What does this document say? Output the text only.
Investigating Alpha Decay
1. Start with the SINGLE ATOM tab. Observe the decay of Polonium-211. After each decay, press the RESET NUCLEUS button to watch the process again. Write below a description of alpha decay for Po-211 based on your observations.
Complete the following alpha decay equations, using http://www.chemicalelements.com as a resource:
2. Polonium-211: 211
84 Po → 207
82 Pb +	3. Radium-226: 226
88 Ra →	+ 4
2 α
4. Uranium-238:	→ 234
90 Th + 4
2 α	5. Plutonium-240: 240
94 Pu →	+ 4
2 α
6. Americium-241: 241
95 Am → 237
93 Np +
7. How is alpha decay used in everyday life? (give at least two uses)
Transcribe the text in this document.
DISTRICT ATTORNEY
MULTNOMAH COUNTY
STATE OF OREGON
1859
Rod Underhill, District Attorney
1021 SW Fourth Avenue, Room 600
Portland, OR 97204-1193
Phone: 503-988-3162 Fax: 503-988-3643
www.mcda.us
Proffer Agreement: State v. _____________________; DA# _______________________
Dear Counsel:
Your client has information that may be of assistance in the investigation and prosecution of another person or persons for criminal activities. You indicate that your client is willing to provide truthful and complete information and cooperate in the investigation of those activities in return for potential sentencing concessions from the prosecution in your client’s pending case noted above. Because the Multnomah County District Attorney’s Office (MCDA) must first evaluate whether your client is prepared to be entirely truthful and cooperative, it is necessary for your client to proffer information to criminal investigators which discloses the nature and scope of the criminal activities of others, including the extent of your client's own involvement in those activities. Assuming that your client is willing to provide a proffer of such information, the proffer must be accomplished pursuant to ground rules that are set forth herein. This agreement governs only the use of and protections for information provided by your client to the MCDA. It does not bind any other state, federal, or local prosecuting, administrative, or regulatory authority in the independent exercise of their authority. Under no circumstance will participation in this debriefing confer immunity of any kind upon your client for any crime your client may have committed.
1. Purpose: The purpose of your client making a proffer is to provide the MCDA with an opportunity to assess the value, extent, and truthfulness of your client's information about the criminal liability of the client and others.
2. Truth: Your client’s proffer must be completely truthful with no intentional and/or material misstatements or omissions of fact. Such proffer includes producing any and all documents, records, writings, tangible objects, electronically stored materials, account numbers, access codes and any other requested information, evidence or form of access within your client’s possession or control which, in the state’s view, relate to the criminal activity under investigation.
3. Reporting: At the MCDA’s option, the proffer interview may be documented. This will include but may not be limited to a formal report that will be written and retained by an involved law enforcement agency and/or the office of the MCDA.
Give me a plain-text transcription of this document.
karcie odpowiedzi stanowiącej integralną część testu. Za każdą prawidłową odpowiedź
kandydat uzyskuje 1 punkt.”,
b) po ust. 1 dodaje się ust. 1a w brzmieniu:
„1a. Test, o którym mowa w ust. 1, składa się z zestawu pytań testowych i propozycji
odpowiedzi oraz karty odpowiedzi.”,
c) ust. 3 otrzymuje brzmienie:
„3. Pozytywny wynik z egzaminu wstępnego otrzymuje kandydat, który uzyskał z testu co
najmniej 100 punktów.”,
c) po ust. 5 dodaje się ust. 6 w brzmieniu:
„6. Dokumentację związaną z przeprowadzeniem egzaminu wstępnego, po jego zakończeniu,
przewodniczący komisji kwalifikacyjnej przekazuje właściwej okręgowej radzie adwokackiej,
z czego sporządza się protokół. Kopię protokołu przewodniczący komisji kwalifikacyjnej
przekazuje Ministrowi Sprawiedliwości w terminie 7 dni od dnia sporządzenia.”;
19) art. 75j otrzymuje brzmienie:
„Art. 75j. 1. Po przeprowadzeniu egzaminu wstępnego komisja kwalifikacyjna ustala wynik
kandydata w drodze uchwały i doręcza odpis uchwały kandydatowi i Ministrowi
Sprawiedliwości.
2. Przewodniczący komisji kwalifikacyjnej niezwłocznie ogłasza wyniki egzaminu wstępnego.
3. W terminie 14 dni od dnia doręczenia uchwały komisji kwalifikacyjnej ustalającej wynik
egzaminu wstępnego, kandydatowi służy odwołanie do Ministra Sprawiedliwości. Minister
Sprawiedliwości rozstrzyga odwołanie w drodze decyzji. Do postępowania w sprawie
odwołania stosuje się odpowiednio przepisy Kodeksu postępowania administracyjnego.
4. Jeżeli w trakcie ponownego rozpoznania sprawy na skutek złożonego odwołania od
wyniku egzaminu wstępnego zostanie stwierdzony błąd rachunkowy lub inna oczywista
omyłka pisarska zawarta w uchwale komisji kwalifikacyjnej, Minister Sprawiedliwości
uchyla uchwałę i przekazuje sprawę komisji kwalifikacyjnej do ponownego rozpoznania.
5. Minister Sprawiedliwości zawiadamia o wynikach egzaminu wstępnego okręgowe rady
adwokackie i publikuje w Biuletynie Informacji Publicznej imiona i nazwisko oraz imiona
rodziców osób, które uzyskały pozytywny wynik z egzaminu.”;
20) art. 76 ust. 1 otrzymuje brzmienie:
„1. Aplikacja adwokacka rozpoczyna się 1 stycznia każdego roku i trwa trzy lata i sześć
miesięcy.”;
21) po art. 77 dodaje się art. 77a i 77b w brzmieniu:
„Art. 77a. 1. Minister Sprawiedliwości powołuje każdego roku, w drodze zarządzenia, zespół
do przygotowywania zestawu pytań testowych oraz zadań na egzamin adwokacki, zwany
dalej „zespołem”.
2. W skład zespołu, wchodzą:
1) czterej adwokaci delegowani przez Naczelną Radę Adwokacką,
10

______

*Request*
Copy out all of the lines above exactly.

*Exercise response*
What does this document say? Output the text only.
Investigating Alpha Decay
1. Start with the SINGLE ATOM tab. Observe the decay of Polonium-211. After each decay, press the RESET NUCLEUS button to watch the process again. Write below a description of alpha decay for Po-211 based on your observations.
Complete the following alpha decay equations, using http://www.chemicalelements.com as a resource:
2. Polonium-211: 211
84 Po → 207
82 Pb +	3. Radium-226: 226
88 Ra →	+ 4
2 α
4. Uranium-238:	→ 234
90 Th + 4
2 α	5. Plutonium-240: 240
94 Pu →	+ 4
2 α
6. Americium-241: 241
95 Am → 237
93 Np +
7. How is alpha decay used in everyday life? (give at least two uses)
Transcribe the text in this document.
DISTRICT ATTORNEY
MULTNOMAH COUNTY
STATE OF OREGON
1859
Rod Underhill, District Attorney
1021 SW Fourth Avenue, Room 600
Portland, OR 97204-1193
Phone: 503-988-3162 Fax: 503-988-3643
www.mcda.us
Proffer Agreement: State v. _____________________; DA# _______________________
Dear Counsel:
Your client has information that may be of assistance in the investigation and prosecution of another person or persons for criminal activities. You indicate that your client is willing to provide truthful and complete information and cooperate in the investigation of those activities in return for potential sentencing concessions from the prosecution in your client’s pending case noted above. Because the Multnomah County District Attorney’s Office (MCDA) must first evaluate whether your client is prepared to be entirely truthful and cooperative, it is necessary for your client to proffer information to criminal investigators which discloses the nature and scope of the criminal activities of others, including the extent of your client's own involvement in those activities. Assuming that your client is willing to provide a proffer of such information, the proffer must be accomplished pursuant to ground rules that are set forth herein. This agreement governs only the use of and protections for information provided by your client to the MCDA. It does not bind any other state, federal, or local prosecuting, administrative, or regulatory authority in the independent exercise of their authority. Under no circumstance will participation in this debriefing confer immunity of any kind upon your client for any crime your client may have committed.
1. Purpose: The purpose of your client making a proffer is to provide the MCDA with an opportunity to assess the value, extent, and truthfulness of your client's information about the criminal liability of the client and others.
2. Truth: Your client’s proffer must be completely truthful with no intentional and/or material misstatements or omissions of fact. Such proffer includes producing any and all documents, records, writings, tangible objects, electronically stored materials, account numbers, access codes and any other requested information, evidence or form of access within your client’s possession or control which, in the state’s view, relate to the criminal activity under investigation.
3. Reporting: At the MCDA’s option, the proffer interview may be documented. This will include but may not be limited to a formal report that will be written and retained by an involved law enforcement agency and/or the office of the MCDA.
Give me a plain-text transcription of this document.
karcie odpowiedzi stanowiącej integralną część testu. Za każdą prawidłową odpowiedź
kandydat uzyskuje 1 punkt.”,
b) po ust. 1 dodaje się ust. 1a w brzmieniu:
„1a. Test, o którym mowa w ust. 1, składa się z zestawu pytań testowych i propozycji
odpowiedzi oraz karty odpowiedzi.”,
c) ust. 3 otrzymuje brzmienie:
„3. Pozytywny wynik z egzaminu wstępnego otrzymuje kandydat, który uzyskał z testu co
najmniej 100 punktów.”,
c) po ust. 5 dodaje się ust. 6 w brzmieniu:
„6. Dokumentację związaną z przeprowadzeniem egzaminu wstępnego, po jego zakończeniu,
przewodniczący komisji kwalifikacyjnej przekazuje właściwej okręgowej radzie adwokackiej,
z czego sporządza się protokół. Kopię protokołu przewodniczący komisji kwalifikacyjnej
przekazuje Ministrowi Sprawiedliwości w terminie 7 dni od dnia sporządzenia.”;
19) art. 75j otrzymuje brzmienie:
„Art. 75j. 1. Po przeprowadzeniu egzaminu wstępnego komisja kwalifikacyjna ustala wynik
kandydata w drodze uchwały i doręcza odpis uchwały kandydatowi i Ministrowi
Sprawiedliwości.
2. Przewodniczący komisji kwalifikacyjnej niezwłocznie ogłasza wyniki egzaminu wstępnego.
3. W terminie 14 dni od dnia doręczenia uchwały komisji kwalifikacyjnej ustalającej wynik
egzaminu wstępnego, kandydatowi służy odwołanie do Ministra Sprawiedliwości. Minister
Sprawiedliwości rozstrzyga odwołanie w drodze decyzji. Do postępowania w sprawie
odwołania stosuje się odpowiednio przepisy Kodeksu postępowania administracyjnego.
4. Jeżeli w trakcie ponownego rozpoznania sprawy na skutek złożonego odwołania od
wyniku egzaminu wstępnego zostanie stwierdzony błąd rachunkowy lub inna oczywista
omyłka pisarska zawarta w uchwale komisji kwalifikacyjnej, Minister Sprawiedliwości
uchyla uchwałę i przekazuje sprawę komisji kwalifikacyjnej do ponownego rozpoznania.
5. Minister Sprawiedliwości zawiadamia o wynikach egzaminu wstępnego okręgowe rady
adwokackie i publikuje w Biuletynie Informacji Publicznej imiona i nazwisko oraz imiona
rodziców osób, które uzyskały pozytywny wynik z egzaminu.”;
20) art. 76 ust. 1 otrzymuje brzmienie:
„1. Aplikacja adwokacka rozpoczyna się 1 stycznia każdego roku i trwa trzy lata i sześć
miesięcy.”;
21) po art. 77 dodaje się art. 77a i 77b w brzmieniu:
„Art. 77a. 1. Minister Sprawiedliwości powołuje każdego roku, w drodze zarządzenia, zespół
do przygotowywania zestawu pytań testowych oraz zadań na egzamin adwokacki, zwany
dalej „zespołem”.
2. W skład zespołu, wchodzą:
1) czterej adwokaci delegowani przez Naczelną Radę Adwokacką,
10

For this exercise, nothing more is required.